▶ THE REQUEST: Copy every line that contains the string "temperature" from the entries below.

__________

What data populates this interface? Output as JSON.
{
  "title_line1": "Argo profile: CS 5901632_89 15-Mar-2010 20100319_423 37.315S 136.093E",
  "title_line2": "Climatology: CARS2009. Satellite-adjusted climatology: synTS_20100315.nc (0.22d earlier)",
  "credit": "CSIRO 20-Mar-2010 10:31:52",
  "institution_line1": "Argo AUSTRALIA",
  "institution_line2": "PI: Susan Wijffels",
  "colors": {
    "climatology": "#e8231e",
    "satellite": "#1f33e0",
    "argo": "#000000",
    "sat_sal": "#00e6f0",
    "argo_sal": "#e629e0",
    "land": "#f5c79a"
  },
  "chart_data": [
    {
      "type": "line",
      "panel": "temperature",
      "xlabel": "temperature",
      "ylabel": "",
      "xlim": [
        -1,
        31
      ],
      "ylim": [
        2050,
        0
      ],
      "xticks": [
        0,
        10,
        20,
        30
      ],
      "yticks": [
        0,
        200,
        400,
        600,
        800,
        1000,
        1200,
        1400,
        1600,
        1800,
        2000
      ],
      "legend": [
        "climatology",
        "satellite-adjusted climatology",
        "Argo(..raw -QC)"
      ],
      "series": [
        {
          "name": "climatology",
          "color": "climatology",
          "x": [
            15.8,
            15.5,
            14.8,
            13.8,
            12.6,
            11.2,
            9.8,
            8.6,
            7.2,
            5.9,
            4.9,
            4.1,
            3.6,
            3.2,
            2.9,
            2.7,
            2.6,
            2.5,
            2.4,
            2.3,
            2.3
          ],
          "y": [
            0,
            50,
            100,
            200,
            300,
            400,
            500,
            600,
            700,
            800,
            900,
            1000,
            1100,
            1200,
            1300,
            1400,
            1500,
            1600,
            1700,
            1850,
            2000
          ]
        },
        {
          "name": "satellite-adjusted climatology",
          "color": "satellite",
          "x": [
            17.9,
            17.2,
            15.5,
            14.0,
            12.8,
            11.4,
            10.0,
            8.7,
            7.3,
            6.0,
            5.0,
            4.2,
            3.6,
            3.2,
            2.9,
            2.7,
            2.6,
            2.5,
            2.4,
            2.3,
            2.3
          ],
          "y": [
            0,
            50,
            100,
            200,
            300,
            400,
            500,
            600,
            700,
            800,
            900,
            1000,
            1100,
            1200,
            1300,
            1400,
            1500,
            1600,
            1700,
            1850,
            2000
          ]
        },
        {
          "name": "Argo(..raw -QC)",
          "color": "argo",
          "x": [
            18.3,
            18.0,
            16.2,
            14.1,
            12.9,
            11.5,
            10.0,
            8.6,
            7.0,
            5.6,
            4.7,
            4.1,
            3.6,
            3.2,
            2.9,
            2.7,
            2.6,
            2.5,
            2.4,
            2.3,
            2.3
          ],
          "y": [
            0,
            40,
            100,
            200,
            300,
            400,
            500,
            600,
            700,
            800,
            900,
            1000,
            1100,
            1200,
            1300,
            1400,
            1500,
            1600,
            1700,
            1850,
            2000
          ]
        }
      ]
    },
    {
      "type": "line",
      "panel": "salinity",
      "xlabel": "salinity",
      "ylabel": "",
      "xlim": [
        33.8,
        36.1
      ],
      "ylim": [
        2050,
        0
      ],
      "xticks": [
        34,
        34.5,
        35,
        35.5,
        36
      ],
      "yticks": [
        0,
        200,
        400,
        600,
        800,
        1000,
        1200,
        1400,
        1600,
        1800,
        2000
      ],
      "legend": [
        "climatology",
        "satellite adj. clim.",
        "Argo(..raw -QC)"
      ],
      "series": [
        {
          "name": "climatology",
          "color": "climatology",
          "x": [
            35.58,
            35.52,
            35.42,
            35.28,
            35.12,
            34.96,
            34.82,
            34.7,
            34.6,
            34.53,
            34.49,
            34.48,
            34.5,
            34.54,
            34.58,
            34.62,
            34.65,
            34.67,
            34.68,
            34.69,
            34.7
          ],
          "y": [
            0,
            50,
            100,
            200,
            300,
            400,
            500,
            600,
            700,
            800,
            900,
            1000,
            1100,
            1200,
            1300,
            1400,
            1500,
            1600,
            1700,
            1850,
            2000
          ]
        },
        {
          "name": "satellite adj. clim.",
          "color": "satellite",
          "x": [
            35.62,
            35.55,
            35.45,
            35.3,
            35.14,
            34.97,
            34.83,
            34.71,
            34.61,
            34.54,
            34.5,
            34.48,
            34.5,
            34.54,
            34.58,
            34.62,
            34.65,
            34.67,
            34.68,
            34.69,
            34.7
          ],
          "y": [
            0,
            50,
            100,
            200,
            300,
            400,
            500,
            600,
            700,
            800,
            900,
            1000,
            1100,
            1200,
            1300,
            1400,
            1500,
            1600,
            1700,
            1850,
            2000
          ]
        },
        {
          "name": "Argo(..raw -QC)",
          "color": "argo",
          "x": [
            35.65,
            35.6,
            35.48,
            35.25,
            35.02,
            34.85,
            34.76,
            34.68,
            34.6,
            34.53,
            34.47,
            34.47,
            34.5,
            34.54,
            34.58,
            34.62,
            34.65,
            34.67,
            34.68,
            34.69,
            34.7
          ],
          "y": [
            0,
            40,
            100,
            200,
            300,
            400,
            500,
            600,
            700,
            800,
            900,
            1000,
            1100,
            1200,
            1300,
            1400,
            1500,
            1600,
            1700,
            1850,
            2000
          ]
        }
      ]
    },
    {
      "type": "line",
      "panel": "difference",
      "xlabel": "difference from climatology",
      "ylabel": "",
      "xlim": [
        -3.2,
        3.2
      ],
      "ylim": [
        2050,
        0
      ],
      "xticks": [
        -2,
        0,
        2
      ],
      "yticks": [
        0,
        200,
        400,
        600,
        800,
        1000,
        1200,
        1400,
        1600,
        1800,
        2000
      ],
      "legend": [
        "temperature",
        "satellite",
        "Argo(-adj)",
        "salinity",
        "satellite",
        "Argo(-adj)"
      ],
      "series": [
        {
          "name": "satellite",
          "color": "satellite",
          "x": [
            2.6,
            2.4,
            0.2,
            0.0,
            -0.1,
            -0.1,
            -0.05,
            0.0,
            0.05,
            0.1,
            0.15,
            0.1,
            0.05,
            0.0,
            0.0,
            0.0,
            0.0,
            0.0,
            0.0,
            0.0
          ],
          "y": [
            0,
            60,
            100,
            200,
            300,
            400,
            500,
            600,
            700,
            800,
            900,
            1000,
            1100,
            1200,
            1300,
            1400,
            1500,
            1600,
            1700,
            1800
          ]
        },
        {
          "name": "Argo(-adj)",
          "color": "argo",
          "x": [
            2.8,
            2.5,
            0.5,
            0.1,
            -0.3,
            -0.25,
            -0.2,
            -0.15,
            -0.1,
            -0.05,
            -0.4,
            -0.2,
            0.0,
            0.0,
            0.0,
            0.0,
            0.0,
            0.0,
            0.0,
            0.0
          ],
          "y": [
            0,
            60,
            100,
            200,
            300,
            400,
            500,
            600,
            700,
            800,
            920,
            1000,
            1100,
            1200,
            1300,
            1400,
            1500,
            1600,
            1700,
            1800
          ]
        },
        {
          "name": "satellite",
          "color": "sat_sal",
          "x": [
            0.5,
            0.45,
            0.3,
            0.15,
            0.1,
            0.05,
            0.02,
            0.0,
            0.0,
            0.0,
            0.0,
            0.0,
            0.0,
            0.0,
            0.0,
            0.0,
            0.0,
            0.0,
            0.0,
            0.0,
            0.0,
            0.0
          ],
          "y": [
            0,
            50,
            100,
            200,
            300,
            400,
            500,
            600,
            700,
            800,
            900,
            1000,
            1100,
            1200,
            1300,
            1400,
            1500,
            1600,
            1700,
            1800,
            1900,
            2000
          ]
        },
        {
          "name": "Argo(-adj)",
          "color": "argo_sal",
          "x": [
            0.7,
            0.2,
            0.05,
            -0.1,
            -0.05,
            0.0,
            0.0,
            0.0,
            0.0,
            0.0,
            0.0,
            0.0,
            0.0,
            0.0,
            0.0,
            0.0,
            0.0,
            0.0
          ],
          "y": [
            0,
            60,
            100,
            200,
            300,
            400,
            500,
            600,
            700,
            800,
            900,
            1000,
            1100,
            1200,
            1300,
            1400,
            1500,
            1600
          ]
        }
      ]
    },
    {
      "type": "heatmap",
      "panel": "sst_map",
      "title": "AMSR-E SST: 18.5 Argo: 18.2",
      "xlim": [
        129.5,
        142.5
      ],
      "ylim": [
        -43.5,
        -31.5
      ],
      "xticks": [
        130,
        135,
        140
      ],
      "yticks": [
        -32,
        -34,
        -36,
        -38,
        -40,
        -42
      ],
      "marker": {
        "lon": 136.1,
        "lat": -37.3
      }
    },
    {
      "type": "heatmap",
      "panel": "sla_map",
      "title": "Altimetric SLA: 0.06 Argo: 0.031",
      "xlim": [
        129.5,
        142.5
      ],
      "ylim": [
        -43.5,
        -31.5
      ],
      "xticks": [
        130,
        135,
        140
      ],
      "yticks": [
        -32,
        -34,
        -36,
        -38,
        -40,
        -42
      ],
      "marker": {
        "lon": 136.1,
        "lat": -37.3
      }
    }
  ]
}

__________

▶ TASK RESULT:
      "panel": "temperature",
      "xlabel": "temperature",
        "temperature",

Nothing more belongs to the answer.